* [PROBLEM STATEMENT]:
Retype the records below exactly as they appear.

Part of a data file:
★ ★ ★ ★ ★ ★ ★

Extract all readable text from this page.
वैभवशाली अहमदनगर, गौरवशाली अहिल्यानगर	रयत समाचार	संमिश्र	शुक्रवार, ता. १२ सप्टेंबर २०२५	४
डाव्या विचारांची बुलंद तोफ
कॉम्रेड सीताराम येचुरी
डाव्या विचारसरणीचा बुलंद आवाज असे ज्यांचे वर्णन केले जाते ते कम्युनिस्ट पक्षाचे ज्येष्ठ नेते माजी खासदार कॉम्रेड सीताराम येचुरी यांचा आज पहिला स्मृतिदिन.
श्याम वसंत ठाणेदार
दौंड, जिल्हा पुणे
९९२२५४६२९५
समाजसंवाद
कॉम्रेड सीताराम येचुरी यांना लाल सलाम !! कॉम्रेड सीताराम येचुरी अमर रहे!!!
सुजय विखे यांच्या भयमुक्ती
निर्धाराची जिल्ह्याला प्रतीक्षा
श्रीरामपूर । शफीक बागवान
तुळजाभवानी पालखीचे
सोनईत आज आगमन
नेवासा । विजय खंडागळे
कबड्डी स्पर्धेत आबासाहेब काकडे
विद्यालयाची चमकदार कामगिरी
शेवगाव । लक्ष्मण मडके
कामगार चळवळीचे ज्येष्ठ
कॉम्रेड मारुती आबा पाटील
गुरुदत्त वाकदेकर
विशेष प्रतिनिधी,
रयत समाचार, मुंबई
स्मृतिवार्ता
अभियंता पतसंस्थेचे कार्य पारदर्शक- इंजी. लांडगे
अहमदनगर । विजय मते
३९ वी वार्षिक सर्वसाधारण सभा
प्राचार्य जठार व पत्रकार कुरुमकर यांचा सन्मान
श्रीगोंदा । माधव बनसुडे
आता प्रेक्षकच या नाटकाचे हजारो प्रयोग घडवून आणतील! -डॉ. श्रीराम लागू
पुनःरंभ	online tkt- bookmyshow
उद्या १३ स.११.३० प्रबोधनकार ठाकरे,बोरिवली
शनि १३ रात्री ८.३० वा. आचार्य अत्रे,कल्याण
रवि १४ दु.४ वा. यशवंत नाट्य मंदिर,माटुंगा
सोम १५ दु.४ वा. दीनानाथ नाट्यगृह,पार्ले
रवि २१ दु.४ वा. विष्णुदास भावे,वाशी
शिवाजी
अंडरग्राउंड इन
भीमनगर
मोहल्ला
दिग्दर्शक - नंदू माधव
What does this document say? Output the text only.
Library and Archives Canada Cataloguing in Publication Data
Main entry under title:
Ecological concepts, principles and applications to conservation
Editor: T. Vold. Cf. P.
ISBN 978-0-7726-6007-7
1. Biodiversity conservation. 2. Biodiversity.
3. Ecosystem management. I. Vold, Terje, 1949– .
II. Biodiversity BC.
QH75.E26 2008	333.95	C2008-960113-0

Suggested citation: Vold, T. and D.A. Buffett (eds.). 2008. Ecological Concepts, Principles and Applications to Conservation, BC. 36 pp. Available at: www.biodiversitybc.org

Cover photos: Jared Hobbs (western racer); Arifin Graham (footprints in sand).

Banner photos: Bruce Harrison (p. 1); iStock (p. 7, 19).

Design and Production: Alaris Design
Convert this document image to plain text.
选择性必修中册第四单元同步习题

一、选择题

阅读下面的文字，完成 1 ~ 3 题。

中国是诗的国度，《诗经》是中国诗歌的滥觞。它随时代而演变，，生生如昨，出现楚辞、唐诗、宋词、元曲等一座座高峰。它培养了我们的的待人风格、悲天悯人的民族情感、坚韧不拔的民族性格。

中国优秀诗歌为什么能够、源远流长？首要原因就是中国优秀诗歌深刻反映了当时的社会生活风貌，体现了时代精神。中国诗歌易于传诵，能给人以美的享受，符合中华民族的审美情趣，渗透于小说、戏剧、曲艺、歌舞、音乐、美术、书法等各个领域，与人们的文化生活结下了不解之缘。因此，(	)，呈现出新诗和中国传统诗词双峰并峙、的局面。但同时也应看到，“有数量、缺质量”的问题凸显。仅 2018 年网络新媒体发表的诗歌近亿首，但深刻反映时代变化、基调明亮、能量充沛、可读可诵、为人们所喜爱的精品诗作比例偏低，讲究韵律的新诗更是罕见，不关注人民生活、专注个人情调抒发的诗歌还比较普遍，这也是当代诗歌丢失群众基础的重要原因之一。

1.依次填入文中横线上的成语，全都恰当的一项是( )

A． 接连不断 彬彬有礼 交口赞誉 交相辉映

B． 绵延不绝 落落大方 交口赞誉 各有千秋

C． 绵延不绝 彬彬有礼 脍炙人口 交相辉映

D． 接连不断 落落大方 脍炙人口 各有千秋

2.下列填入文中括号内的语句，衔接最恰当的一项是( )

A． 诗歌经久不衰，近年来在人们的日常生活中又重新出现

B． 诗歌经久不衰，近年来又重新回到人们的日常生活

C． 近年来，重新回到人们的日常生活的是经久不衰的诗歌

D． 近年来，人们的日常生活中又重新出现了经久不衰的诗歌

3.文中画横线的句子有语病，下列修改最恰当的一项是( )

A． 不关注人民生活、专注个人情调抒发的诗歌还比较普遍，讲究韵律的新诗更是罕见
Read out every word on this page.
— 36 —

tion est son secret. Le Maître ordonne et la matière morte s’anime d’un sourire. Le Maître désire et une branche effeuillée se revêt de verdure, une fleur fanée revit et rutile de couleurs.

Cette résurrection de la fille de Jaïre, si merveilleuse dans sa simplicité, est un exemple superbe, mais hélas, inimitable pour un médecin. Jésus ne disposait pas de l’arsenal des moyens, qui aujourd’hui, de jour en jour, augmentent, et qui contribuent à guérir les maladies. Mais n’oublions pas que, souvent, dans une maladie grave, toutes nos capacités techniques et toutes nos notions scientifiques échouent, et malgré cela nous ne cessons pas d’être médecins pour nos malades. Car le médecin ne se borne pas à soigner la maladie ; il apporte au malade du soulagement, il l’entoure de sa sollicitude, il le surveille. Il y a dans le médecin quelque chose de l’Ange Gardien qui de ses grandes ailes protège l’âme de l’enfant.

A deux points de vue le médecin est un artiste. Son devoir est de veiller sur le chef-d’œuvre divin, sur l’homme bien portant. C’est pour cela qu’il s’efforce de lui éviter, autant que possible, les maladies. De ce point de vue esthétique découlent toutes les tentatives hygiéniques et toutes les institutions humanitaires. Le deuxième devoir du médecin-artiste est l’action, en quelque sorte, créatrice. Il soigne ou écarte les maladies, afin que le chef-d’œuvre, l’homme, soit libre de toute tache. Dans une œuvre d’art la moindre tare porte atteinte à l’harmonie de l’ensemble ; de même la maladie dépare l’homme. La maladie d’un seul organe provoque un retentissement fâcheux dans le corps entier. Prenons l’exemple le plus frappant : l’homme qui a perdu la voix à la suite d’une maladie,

★ ★ ★ ★ ★ ★ ★

* [EXERCISE ANSWER]:
Extract all readable text from this page.
वैभवशाली अहमदनगर, गौरवशाली अहिल्यानगर	रयत समाचार	संमिश्र	शुक्रवार, ता. १२ सप्टेंबर २०२५	४
डाव्या विचारांची बुलंद तोफ
कॉम्रेड सीताराम येचुरी
डाव्या विचारसरणीचा बुलंद आवाज असे ज्यांचे वर्णन केले जाते ते कम्युनिस्ट पक्षाचे ज्येष्ठ नेते माजी खासदार कॉम्रेड सीताराम येचुरी यांचा आज पहिला स्मृतिदिन.
श्याम वसंत ठाणेदार
दौंड, जिल्हा पुणे
९९२२५४६२९५
समाजसंवाद
कॉम्रेड सीताराम येचुरी यांना लाल सलाम !! कॉम्रेड सीताराम येचुरी अमर रहे!!!
सुजय विखे यांच्या भयमुक्ती
निर्धाराची जिल्ह्याला प्रतीक्षा
श्रीरामपूर । शफीक बागवान
तुळजाभवानी पालखीचे
सोनईत आज आगमन
नेवासा । विजय खंडागळे
कबड्डी स्पर्धेत आबासाहेब काकडे
विद्यालयाची चमकदार कामगिरी
शेवगाव । लक्ष्मण मडके
कामगार चळवळीचे ज्येष्ठ
कॉम्रेड मारुती आबा पाटील
गुरुदत्त वाकदेकर
विशेष प्रतिनिधी,
रयत समाचार, मुंबई
स्मृतिवार्ता
अभियंता पतसंस्थेचे कार्य पारदर्शक- इंजी. लांडगे
अहमदनगर । विजय मते
३९ वी वार्षिक सर्वसाधारण सभा
प्राचार्य जठार व पत्रकार कुरुमकर यांचा सन्मान
श्रीगोंदा । माधव बनसुडे
आता प्रेक्षकच या नाटकाचे हजारो प्रयोग घडवून आणतील! -डॉ. श्रीराम लागू
पुनःरंभ	online tkt- bookmyshow
उद्या १३ स.११.३० प्रबोधनकार ठाकरे,बोरिवली
शनि १३ रात्री ८.३० वा. आचार्य अत्रे,कल्याण
रवि १४ दु.४ वा. यशवंत नाट्य मंदिर,माटुंगा
सोम १५ दु.४ वा. दीनानाथ नाट्यगृह,पार्ले
रवि २१ दु.४ वा. विष्णुदास भावे,वाशी
शिवाजी
अंडरग्राउंड इन
भीमनगर
मोहल्ला
दिग्दर्शक - नंदू माधव
What does this document say? Output the text only.
Library and Archives Canada Cataloguing in Publication Data
Main entry under title:
Ecological concepts, principles and applications to conservation
Editor: T. Vold. Cf. P.
ISBN 978-0-7726-6007-7
1. Biodiversity conservation. 2. Biodiversity.
3. Ecosystem management. I. Vold, Terje, 1949– .
II. Biodiversity BC.
QH75.E26 2008	333.95	C2008-960113-0

Suggested citation: Vold, T. and D.A. Buffett (eds.). 2008. Ecological Concepts, Principles and Applications to Conservation, BC. 36 pp. Available at: www.biodiversitybc.org

Cover photos: Jared Hobbs (western racer); Arifin Graham (footprints in sand).

Banner photos: Bruce Harrison (p. 1); iStock (p. 7, 19).

Design and Production: Alaris Design
Convert this document image to plain text.
选择性必修中册第四单元同步习题

一、选择题

阅读下面的文字，完成 1 ~ 3 题。

中国是诗的国度，《诗经》是中国诗歌的滥觞。它随时代而演变，，生生如昨，出现楚辞、唐诗、宋词、元曲等一座座高峰。它培养了我们的的待人风格、悲天悯人的民族情感、坚韧不拔的民族性格。

中国优秀诗歌为什么能够、源远流长？首要原因就是中国优秀诗歌深刻反映了当时的社会生活风貌，体现了时代精神。中国诗歌易于传诵，能给人以美的享受，符合中华民族的审美情趣，渗透于小说、戏剧、曲艺、歌舞、音乐、美术、书法等各个领域，与人们的文化生活结下了不解之缘。因此，(	)，呈现出新诗和中国传统诗词双峰并峙、的局面。但同时也应看到，“有数量、缺质量”的问题凸显。仅 2018 年网络新媒体发表的诗歌近亿首，但深刻反映时代变化、基调明亮、能量充沛、可读可诵、为人们所喜爱的精品诗作比例偏低，讲究韵律的新诗更是罕见，不关注人民生活、专注个人情调抒发的诗歌还比较普遍，这也是当代诗歌丢失群众基础的重要原因之一。

1.依次填入文中横线上的成语，全都恰当的一项是( )

A． 接连不断 彬彬有礼 交口赞誉 交相辉映

B． 绵延不绝 落落大方 交口赞誉 各有千秋

C． 绵延不绝 彬彬有礼 脍炙人口 交相辉映

D． 接连不断 落落大方 脍炙人口 各有千秋

2.下列填入文中括号内的语句，衔接最恰当的一项是( )

A． 诗歌经久不衰，近年来在人们的日常生活中又重新出现

B． 诗歌经久不衰，近年来又重新回到人们的日常生活

C． 近年来，重新回到人们的日常生活的是经久不衰的诗歌

D． 近年来，人们的日常生活中又重新出现了经久不衰的诗歌

3.文中画横线的句子有语病，下列修改最恰当的一项是( )

A． 不关注人民生活、专注个人情调抒发的诗歌还比较普遍，讲究韵律的新诗更是罕见
Read out every word on this page.
— 36 —

tion est son secret. Le Maître ordonne et la matière morte s’anime d’un sourire. Le Maître désire et une branche effeuillée se revêt de verdure, une fleur fanée revit et rutile de couleurs.

Cette résurrection de la fille de Jaïre, si merveilleuse dans sa simplicité, est un exemple superbe, mais hélas, inimitable pour un médecin. Jésus ne disposait pas de l’arsenal des moyens, qui aujourd’hui, de jour en jour, augmentent, et qui contribuent à guérir les maladies. Mais n’oublions pas que, souvent, dans une maladie grave, toutes nos capacités techniques et toutes nos notions scientifiques échouent, et malgré cela nous ne cessons pas d’être médecins pour nos malades. Car le médecin ne se borne pas à soigner la maladie ; il apporte au malade du soulagement, il l’entoure de sa sollicitude, il le surveille. Il y a dans le médecin quelque chose de l’Ange Gardien qui de ses grandes ailes protège l’âme de l’enfant.

A deux points de vue le médecin est un artiste. Son devoir est de veiller sur le chef-d’œuvre divin, sur l’homme bien portant. C’est pour cela qu’il s’efforce de lui éviter, autant que possible, les maladies. De ce point de vue esthétique découlent toutes les tentatives hygiéniques et toutes les institutions humanitaires. Le deuxième devoir du médecin-artiste est l’action, en quelque sorte, créatrice. Il soigne ou écarte les maladies, afin que le chef-d’œuvre, l’homme, soit libre de toute tache. Dans une œuvre d’art la moindre tare porte atteinte à l’harmonie de l’ensemble ; de même la maladie dépare l’homme. La maladie d’un seul organe provoque un retentissement fâcheux dans le corps entier. Prenons l’exemple le plus frappant : l’homme qui a perdu la voix à la suite d’une maladie,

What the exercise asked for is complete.